* Start Records provided *

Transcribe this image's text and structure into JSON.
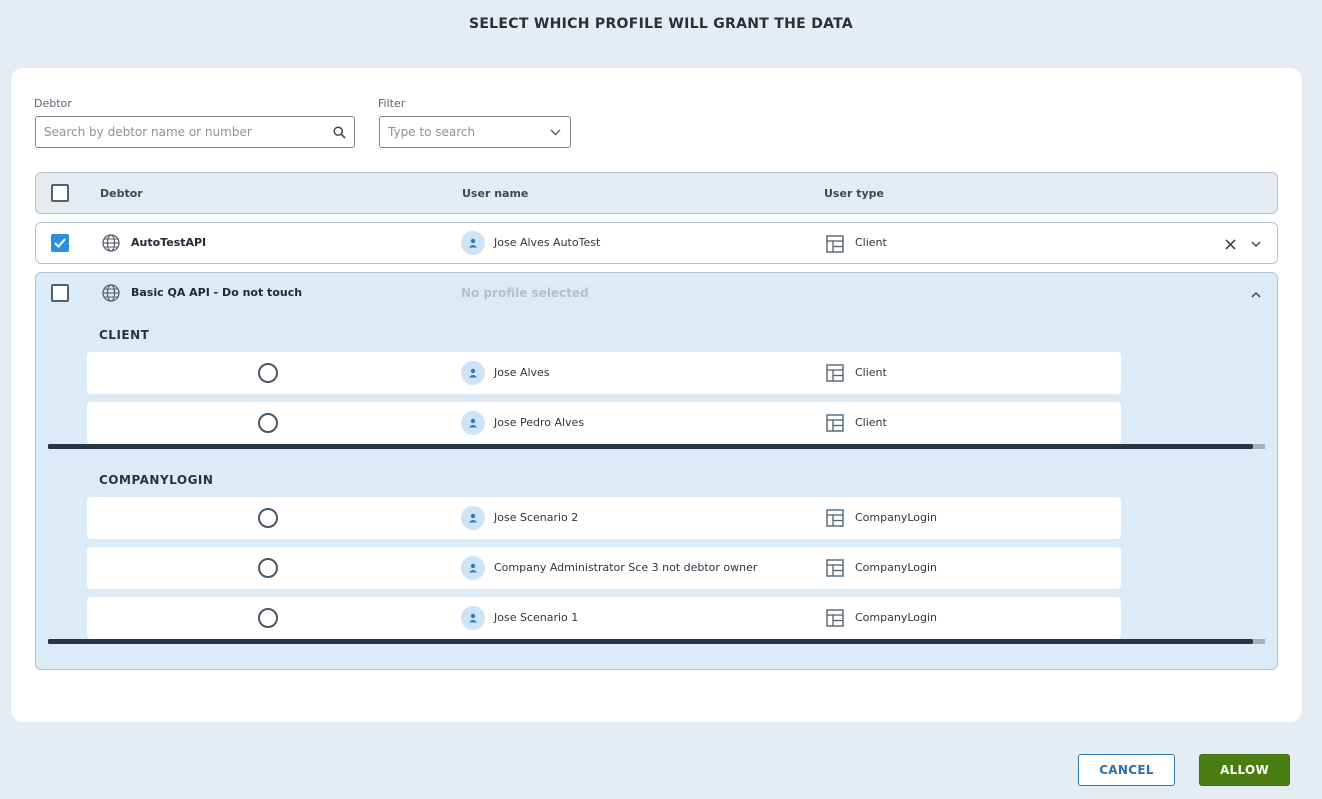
{
  "page": {
    "title": "SELECT WHICH PROFILE WILL GRANT THE DATA"
  },
  "filters": {
    "debtor_label": "Debtor",
    "debtor_placeholder": "Search by debtor name or number",
    "filter_label": "Filter",
    "filter_placeholder": "Type to search"
  },
  "table": {
    "headers": {
      "debtor": "Debtor",
      "user_name": "User name",
      "user_type": "User type"
    },
    "rows": [
      {
        "debtor": "AutoTestAPI",
        "user_name": "Jose Alves AutoTest",
        "user_type": "Client",
        "checked": true
      },
      {
        "debtor": "Basic QA API - Do not touch",
        "user_name": "No profile selected",
        "checked": false,
        "groups": [
          {
            "title": "CLIENT",
            "items": [
              {
                "user_name": "Jose Alves",
                "user_type": "Client"
              },
              {
                "user_name": "Jose Pedro Alves",
                "user_type": "Client"
              }
            ]
          },
          {
            "title": "COMPANYLOGIN",
            "items": [
              {
                "user_name": "Jose Scenario 2",
                "user_type": "CompanyLogin"
              },
              {
                "user_name": "Company Administrator Sce 3 not debtor owner",
                "user_type": "CompanyLogin"
              },
              {
                "user_name": "Jose Scenario 1",
                "user_type": "CompanyLogin"
              }
            ]
          }
        ]
      }
    ]
  },
  "actions": {
    "cancel": "CANCEL",
    "allow": "ALLOW"
  },
  "colors": {
    "accent": "#2d8fdc",
    "allow": "#4a7d12",
    "expanded_bg": "#dcebf8"
  }
}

* End Records provided *

Challenge:
Locate all lines in the listing above with the word "title" and copy them.

Task response:
    "title": "SELECT WHICH PROFILE WILL GRANT THE DATA"
            "title": "CLIENT",
            "title": "COMPANYLOGIN",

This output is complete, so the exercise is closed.